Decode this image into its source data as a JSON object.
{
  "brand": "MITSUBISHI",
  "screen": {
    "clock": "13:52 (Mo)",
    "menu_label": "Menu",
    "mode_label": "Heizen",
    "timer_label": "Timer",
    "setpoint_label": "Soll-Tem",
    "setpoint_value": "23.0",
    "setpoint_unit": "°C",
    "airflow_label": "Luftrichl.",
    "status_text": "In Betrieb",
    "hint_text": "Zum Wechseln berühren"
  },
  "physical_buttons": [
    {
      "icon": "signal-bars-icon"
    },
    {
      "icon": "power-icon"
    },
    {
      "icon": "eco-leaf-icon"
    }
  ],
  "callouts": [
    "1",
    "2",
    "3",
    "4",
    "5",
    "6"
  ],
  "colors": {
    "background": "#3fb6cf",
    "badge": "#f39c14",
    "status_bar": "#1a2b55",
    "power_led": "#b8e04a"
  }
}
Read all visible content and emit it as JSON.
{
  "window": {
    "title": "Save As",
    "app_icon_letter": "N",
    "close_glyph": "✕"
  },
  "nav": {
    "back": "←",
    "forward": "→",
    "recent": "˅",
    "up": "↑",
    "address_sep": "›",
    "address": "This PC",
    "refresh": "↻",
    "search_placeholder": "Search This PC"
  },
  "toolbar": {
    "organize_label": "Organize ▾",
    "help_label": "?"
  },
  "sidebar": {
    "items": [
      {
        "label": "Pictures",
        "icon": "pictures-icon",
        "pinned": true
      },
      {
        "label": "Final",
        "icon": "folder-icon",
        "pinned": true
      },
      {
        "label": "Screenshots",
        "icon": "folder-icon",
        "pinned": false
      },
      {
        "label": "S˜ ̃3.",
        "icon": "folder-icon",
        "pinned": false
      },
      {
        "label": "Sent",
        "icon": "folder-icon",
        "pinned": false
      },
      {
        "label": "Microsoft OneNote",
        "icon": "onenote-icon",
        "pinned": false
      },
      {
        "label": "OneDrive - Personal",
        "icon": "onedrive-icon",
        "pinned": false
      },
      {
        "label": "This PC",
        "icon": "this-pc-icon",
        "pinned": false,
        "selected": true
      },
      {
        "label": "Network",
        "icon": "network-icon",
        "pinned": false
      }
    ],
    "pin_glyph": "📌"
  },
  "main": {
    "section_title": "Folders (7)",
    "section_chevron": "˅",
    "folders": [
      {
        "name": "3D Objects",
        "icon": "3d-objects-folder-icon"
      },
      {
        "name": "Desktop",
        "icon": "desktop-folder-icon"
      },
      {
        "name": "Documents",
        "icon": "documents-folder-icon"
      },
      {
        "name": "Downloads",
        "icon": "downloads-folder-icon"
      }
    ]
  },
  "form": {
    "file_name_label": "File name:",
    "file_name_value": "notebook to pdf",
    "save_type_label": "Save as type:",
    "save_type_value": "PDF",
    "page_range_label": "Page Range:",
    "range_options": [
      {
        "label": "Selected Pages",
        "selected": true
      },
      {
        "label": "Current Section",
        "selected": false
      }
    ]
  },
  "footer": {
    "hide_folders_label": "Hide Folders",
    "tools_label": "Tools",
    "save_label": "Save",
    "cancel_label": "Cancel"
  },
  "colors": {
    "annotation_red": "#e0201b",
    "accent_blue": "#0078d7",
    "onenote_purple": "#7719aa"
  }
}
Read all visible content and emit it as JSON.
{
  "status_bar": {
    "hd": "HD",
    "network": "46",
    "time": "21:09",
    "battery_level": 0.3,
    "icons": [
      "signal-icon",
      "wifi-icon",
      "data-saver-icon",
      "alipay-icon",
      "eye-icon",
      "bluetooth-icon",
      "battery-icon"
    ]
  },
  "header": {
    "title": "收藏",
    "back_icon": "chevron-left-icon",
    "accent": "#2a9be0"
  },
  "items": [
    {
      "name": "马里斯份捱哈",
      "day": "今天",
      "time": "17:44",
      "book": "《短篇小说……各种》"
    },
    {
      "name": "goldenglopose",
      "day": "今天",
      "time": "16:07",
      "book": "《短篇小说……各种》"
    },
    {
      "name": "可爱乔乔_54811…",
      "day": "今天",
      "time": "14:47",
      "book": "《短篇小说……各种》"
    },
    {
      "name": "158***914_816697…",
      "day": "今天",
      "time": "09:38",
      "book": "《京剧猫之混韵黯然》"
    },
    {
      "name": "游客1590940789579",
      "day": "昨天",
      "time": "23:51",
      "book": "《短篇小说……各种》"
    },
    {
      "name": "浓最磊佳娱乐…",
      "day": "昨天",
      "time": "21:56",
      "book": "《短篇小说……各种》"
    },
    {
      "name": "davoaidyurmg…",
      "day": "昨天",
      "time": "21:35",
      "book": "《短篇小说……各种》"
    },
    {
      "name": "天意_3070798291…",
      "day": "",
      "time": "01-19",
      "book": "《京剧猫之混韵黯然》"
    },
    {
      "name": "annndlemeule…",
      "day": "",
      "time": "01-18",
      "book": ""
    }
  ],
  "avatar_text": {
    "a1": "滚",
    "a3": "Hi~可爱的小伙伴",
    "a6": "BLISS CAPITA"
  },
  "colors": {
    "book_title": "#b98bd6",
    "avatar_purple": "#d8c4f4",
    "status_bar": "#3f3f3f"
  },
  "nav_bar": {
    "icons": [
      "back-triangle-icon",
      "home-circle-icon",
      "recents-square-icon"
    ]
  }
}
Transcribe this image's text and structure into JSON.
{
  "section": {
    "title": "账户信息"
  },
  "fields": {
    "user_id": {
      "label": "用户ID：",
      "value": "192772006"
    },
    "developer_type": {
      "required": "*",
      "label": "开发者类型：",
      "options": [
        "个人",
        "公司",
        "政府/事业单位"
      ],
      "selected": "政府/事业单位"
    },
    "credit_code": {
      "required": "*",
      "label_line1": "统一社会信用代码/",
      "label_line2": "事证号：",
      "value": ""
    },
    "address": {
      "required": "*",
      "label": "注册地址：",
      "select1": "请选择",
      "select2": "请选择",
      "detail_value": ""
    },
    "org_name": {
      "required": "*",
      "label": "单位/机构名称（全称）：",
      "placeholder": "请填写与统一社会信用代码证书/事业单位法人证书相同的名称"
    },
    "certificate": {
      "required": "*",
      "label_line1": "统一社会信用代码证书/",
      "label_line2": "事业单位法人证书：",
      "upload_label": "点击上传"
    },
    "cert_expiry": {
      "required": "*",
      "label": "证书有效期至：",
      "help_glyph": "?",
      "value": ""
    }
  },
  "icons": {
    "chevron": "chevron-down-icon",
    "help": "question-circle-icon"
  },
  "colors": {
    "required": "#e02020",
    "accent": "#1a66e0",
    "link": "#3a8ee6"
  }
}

Exercise aim.
Transcribe all of the material exactly. Omit nothing.

The response.
Decode this image into its source data as a JSON object.
{
  "brand": "MITSUBISHI",
  "screen": {
    "clock": "13:52 (Mo)",
    "menu_label": "Menu",
    "mode_label": "Heizen",
    "timer_label": "Timer",
    "setpoint_label": "Soll-Tem",
    "setpoint_value": "23.0",
    "setpoint_unit": "°C",
    "airflow_label": "Luftrichl.",
    "status_text": "In Betrieb",
    "hint_text": "Zum Wechseln berühren"
  },
  "physical_buttons": [
    {
      "icon": "signal-bars-icon"
    },
    {
      "icon": "power-icon"
    },
    {
      "icon": "eco-leaf-icon"
    }
  ],
  "callouts": [
    "1",
    "2",
    "3",
    "4",
    "5",
    "6"
  ],
  "colors": {
    "background": "#3fb6cf",
    "badge": "#f39c14",
    "status_bar": "#1a2b55",
    "power_led": "#b8e04a"
  }
}
Read all visible content and emit it as JSON.
{
  "window": {
    "title": "Save As",
    "app_icon_letter": "N",
    "close_glyph": "✕"
  },
  "nav": {
    "back": "←",
    "forward": "→",
    "recent": "˅",
    "up": "↑",
    "address_sep": "›",
    "address": "This PC",
    "refresh": "↻",
    "search_placeholder": "Search This PC"
  },
  "toolbar": {
    "organize_label": "Organize ▾",
    "help_label": "?"
  },
  "sidebar": {
    "items": [
      {
        "label": "Pictures",
        "icon": "pictures-icon",
        "pinned": true
      },
      {
        "label": "Final",
        "icon": "folder-icon",
        "pinned": true
      },
      {
        "label": "Screenshots",
        "icon": "folder-icon",
        "pinned": false
      },
      {
        "label": "S˜ ̃3.",
        "icon": "folder-icon",
        "pinned": false
      },
      {
        "label": "Sent",
        "icon": "folder-icon",
        "pinned": false
      },
      {
        "label": "Microsoft OneNote",
        "icon": "onenote-icon",
        "pinned": false
      },
      {
        "label": "OneDrive - Personal",
        "icon": "onedrive-icon",
        "pinned": false
      },
      {
        "label": "This PC",
        "icon": "this-pc-icon",
        "pinned": false,
        "selected": true
      },
      {
        "label": "Network",
        "icon": "network-icon",
        "pinned": false
      }
    ],
    "pin_glyph": "📌"
  },
  "main": {
    "section_title": "Folders (7)",
    "section_chevron": "˅",
    "folders": [
      {
        "name": "3D Objects",
        "icon": "3d-objects-folder-icon"
      },
      {
        "name": "Desktop",
        "icon": "desktop-folder-icon"
      },
      {
        "name": "Documents",
        "icon": "documents-folder-icon"
      },
      {
        "name": "Downloads",
        "icon": "downloads-folder-icon"
      }
    ]
  },
  "form": {
    "file_name_label": "File name:",
    "file_name_value": "notebook to pdf",
    "save_type_label": "Save as type:",
    "save_type_value": "PDF",
    "page_range_label": "Page Range:",
    "range_options": [
      {
        "label": "Selected Pages",
        "selected": true
      },
      {
        "label": "Current Section",
        "selected": false
      }
    ]
  },
  "footer": {
    "hide_folders_label": "Hide Folders",
    "tools_label": "Tools",
    "save_label": "Save",
    "cancel_label": "Cancel"
  },
  "colors": {
    "annotation_red": "#e0201b",
    "accent_blue": "#0078d7",
    "onenote_purple": "#7719aa"
  }
}
Read all visible content and emit it as JSON.
{
  "status_bar": {
    "hd": "HD",
    "network": "46",
    "time": "21:09",
    "battery_level": 0.3,
    "icons": [
      "signal-icon",
      "wifi-icon",
      "data-saver-icon",
      "alipay-icon",
      "eye-icon",
      "bluetooth-icon",
      "battery-icon"
    ]
  },
  "header": {
    "title": "收藏",
    "back_icon": "chevron-left-icon",
    "accent": "#2a9be0"
  },
  "items": [
    {
      "name": "马里斯份捱哈",
      "day": "今天",
      "time": "17:44",
      "book": "《短篇小说……各种》"
    },
    {
      "name": "goldenglopose",
      "day": "今天",
      "time": "16:07",
      "book": "《短篇小说……各种》"
    },
    {
      "name": "可爱乔乔_54811…",
      "day": "今天",
      "time": "14:47",
      "book": "《短篇小说……各种》"
    },
    {
      "name": "158***914_816697…",
      "day": "今天",
      "time": "09:38",
      "book": "《京剧猫之混韵黯然》"
    },
    {
      "name": "游客1590940789579",
      "day": "昨天",
      "time": "23:51",
      "book": "《短篇小说……各种》"
    },
    {
      "name": "浓最磊佳娱乐…",
      "day": "昨天",
      "time": "21:56",
      "book": "《短篇小说……各种》"
    },
    {
      "name": "davoaidyurmg…",
      "day": "昨天",
      "time": "21:35",
      "book": "《短篇小说……各种》"
    },
    {
      "name": "天意_3070798291…",
      "day": "",
      "time": "01-19",
      "book": "《京剧猫之混韵黯然》"
    },
    {
      "name": "annndlemeule…",
      "day": "",
      "time": "01-18",
      "book": ""
    }
  ],
  "avatar_text": {
    "a1": "滚",
    "a3": "Hi~可爱的小伙伴",
    "a6": "BLISS CAPITA"
  },
  "colors": {
    "book_title": "#b98bd6",
    "avatar_purple": "#d8c4f4",
    "status_bar": "#3f3f3f"
  },
  "nav_bar": {
    "icons": [
      "back-triangle-icon",
      "home-circle-icon",
      "recents-square-icon"
    ]
  }
}
Transcribe this image's text and structure into JSON.
{
  "section": {
    "title": "账户信息"
  },
  "fields": {
    "user_id": {
      "label": "用户ID：",
      "value": "192772006"
    },
    "developer_type": {
      "required": "*",
      "label": "开发者类型：",
      "options": [
        "个人",
        "公司",
        "政府/事业单位"
      ],
      "selected": "政府/事业单位"
    },
    "credit_code": {
      "required": "*",
      "label_line1": "统一社会信用代码/",
      "label_line2": "事证号：",
      "value": ""
    },
    "address": {
      "required": "*",
      "label": "注册地址：",
      "select1": "请选择",
      "select2": "请选择",
      "detail_value": ""
    },
    "org_name": {
      "required": "*",
      "label": "单位/机构名称（全称）：",
      "placeholder": "请填写与统一社会信用代码证书/事业单位法人证书相同的名称"
    },
    "certificate": {
      "required": "*",
      "label_line1": "统一社会信用代码证书/",
      "label_line2": "事业单位法人证书：",
      "upload_label": "点击上传"
    },
    "cert_expiry": {
      "required": "*",
      "label": "证书有效期至：",
      "help_glyph": "?",
      "value": ""
    }
  },
  "icons": {
    "chevron": "chevron-down-icon",
    "help": "question-circle-icon"
  },
  "colors": {
    "required": "#e02020",
    "accent": "#1a66e0",
    "link": "#3a8ee6"
  }
}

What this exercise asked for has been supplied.